--- INFORMATION SUPPLIED ---
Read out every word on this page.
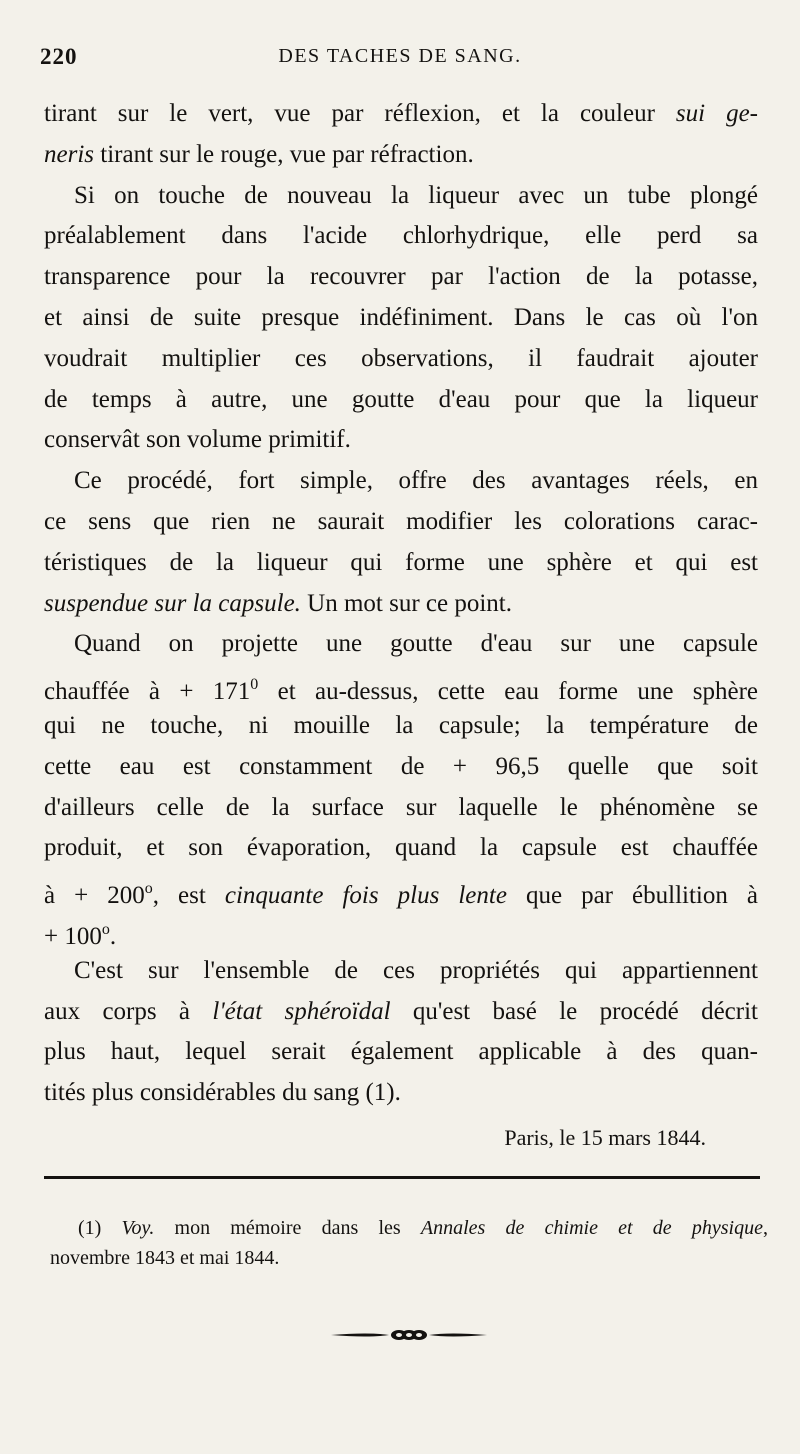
220	DES TACHES DE SANG.
tirant sur le vert, vue par réflexion, et la couleur sui ge-
neris tirant sur le rouge, vue par réfraction.
Si on touche de nouveau la liqueur avec un tube plongé
préalablement dans l'acide chlorhydrique, elle perd sa
transparence pour la recouvrer par l'action de la potasse,
et ainsi de suite presque indéfiniment. Dans le cas où l'on
voudrait multiplier ces observations, il faudrait ajouter
de temps à autre, une goutte d'eau pour que la liqueur
conservât son volume primitif.
Ce procédé, fort simple, offre des avantages réels, en
ce sens que rien ne saurait modifier les colorations carac-
téristiques de la liqueur qui forme une sphère et qui est
suspendue sur la capsule. Un mot sur ce point.
Quand on projette une goutte d'eau sur une capsule
chauffée à + $171^0$ et au-dessus, cette eau forme une sphère
qui ne touche, ni mouille la capsule; la température de
cette eau est constamment de + 96,5 quelle que soit
d'ailleurs celle de la surface sur laquelle le phénomène se
produit, et son évaporation, quand la capsule est chauffée
à + $200^o$, est cinquante fois plus lente que par ébullition à
+ $100^o$.
C'est sur l'ensemble de ces propriétés qui appartiennent
aux corps à l'état sphéroïdal qu'est basé le procédé décrit
plus haut, lequel serait également applicable à des quan-
tités plus considérables du sang (1).
Paris, le 15 mars 1844.
(1) Voy. mon mémoire dans les Annales de chimie et de physique,
novembre 1843 et mai 1844.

--- OBJECTIVE ---
Repeat the records above exactly, leaving out the pictures.

--- WRITTEN SOLUTION ---
Read out every word on this page.
220	DES TACHES DE SANG.
tirant sur le vert, vue par réflexion, et la couleur sui ge-
neris tirant sur le rouge, vue par réfraction.
Si on touche de nouveau la liqueur avec un tube plongé
préalablement dans l'acide chlorhydrique, elle perd sa
transparence pour la recouvrer par l'action de la potasse,
et ainsi de suite presque indéfiniment. Dans le cas où l'on
voudrait multiplier ces observations, il faudrait ajouter
de temps à autre, une goutte d'eau pour que la liqueur
conservât son volume primitif.
Ce procédé, fort simple, offre des avantages réels, en
ce sens que rien ne saurait modifier les colorations carac-
téristiques de la liqueur qui forme une sphère et qui est
suspendue sur la capsule. Un mot sur ce point.
Quand on projette une goutte d'eau sur une capsule
chauffée à + $171^0$ et au-dessus, cette eau forme une sphère
qui ne touche, ni mouille la capsule; la température de
cette eau est constamment de + 96,5 quelle que soit
d'ailleurs celle de la surface sur laquelle le phénomène se
produit, et son évaporation, quand la capsule est chauffée
à + $200^o$, est cinquante fois plus lente que par ébullition à
+ $100^o$.
C'est sur l'ensemble de ces propriétés qui appartiennent
aux corps à l'état sphéroïdal qu'est basé le procédé décrit
plus haut, lequel serait également applicable à des quan-
tités plus considérables du sang (1).
Paris, le 15 mars 1844.
(1) Voy. mon mémoire dans les Annales de chimie et de physique,
novembre 1843 et mai 1844.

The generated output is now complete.